* _Your task_: Report, word for word, every line of the material that contains "Imaging".
⟨
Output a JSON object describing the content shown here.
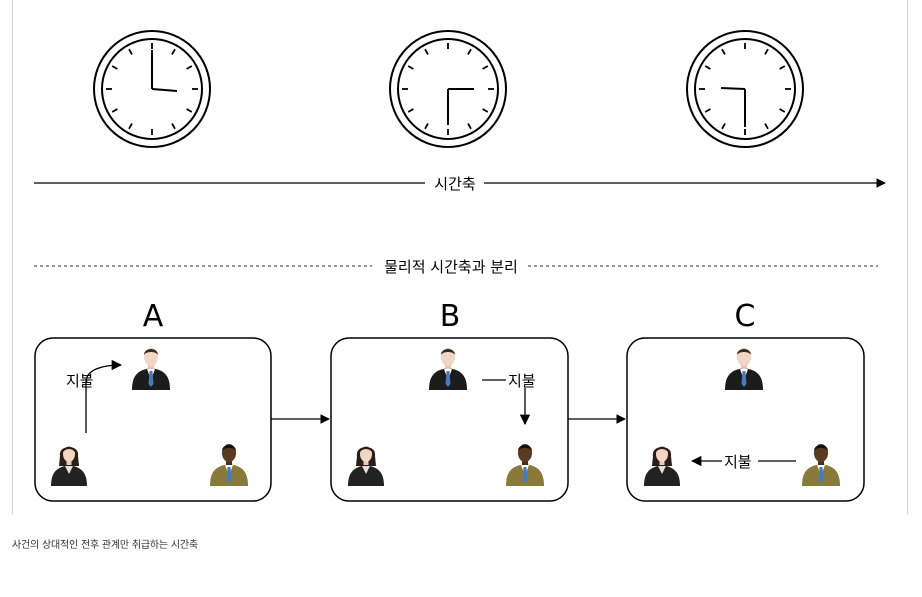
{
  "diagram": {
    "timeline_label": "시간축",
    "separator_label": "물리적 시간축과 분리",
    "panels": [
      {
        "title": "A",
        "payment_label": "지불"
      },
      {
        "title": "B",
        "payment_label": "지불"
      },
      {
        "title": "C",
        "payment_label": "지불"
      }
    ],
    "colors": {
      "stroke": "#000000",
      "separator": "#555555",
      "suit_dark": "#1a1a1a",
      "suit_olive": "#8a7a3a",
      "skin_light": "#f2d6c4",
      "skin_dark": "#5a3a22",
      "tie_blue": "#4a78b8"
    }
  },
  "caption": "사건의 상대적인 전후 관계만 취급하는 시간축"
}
⟩
⟨
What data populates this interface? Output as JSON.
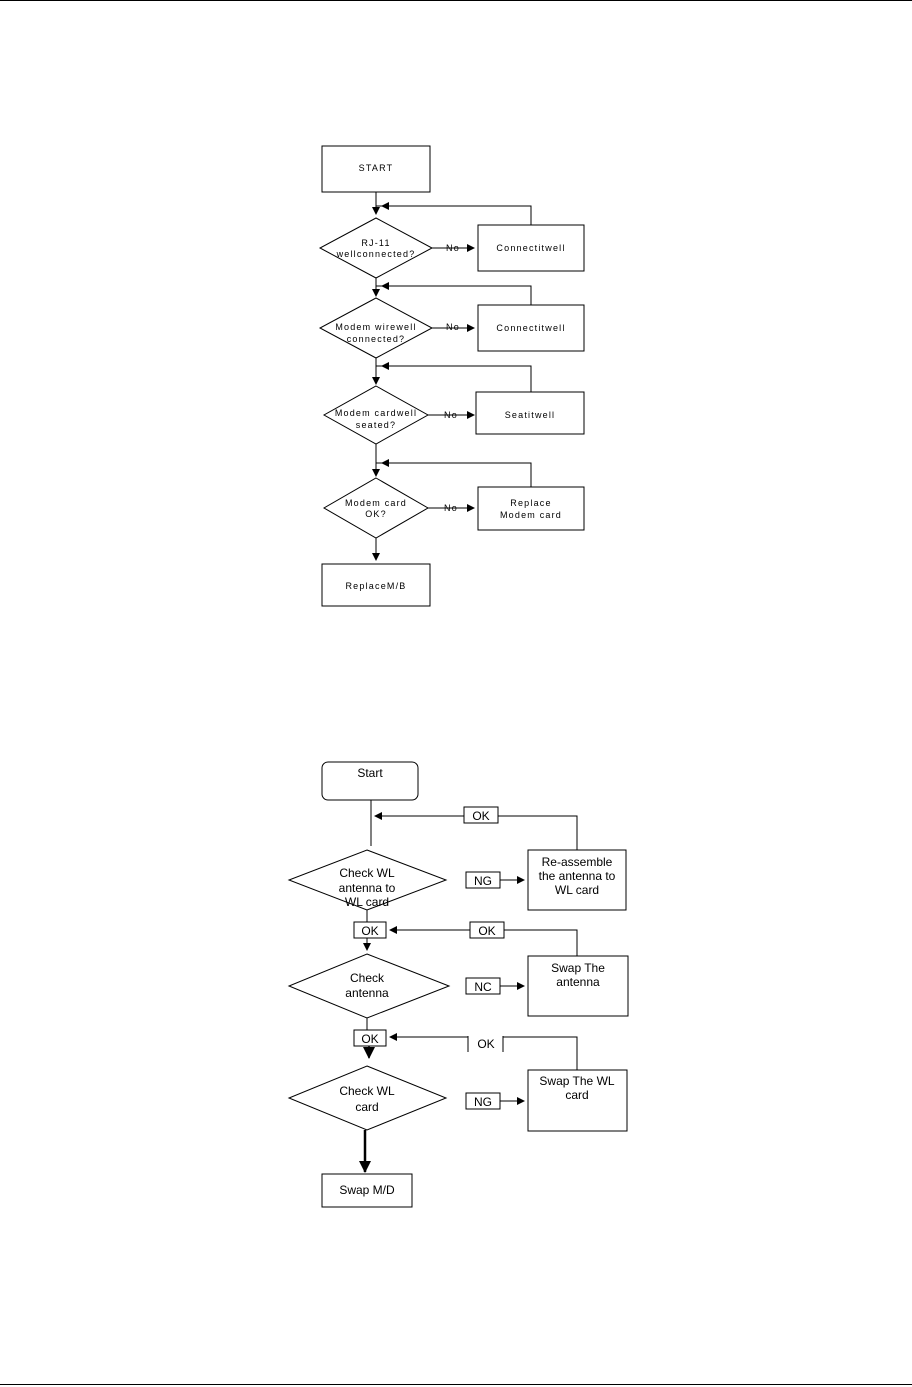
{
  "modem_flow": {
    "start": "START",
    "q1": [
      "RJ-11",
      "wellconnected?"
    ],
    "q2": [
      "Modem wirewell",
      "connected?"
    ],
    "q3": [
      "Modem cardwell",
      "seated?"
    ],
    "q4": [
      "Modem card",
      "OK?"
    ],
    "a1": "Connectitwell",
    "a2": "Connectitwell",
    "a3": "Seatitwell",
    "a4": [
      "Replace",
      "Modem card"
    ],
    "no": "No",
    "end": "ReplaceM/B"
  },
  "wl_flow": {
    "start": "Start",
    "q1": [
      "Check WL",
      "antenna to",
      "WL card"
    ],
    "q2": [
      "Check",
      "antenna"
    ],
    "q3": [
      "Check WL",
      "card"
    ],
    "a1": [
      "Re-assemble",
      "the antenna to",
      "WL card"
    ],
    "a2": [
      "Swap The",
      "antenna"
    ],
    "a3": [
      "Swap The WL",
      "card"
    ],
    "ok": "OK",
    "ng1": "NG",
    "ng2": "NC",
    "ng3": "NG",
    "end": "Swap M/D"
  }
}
⟩
⟨
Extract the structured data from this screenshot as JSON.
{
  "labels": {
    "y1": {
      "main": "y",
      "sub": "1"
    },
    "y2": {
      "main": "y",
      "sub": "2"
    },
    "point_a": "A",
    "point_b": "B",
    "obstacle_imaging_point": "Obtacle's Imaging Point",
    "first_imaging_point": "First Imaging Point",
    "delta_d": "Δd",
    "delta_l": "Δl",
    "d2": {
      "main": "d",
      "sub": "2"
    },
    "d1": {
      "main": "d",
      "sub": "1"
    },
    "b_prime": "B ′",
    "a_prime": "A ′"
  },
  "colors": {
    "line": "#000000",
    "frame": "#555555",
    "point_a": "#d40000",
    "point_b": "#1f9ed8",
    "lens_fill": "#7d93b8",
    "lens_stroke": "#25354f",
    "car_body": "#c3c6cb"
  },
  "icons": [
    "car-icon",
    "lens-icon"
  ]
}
⟩
* _Task answer_:
    "obstacle_imaging_point": "Obtacle's Imaging Point",
    "first_imaging_point": "First Imaging Point",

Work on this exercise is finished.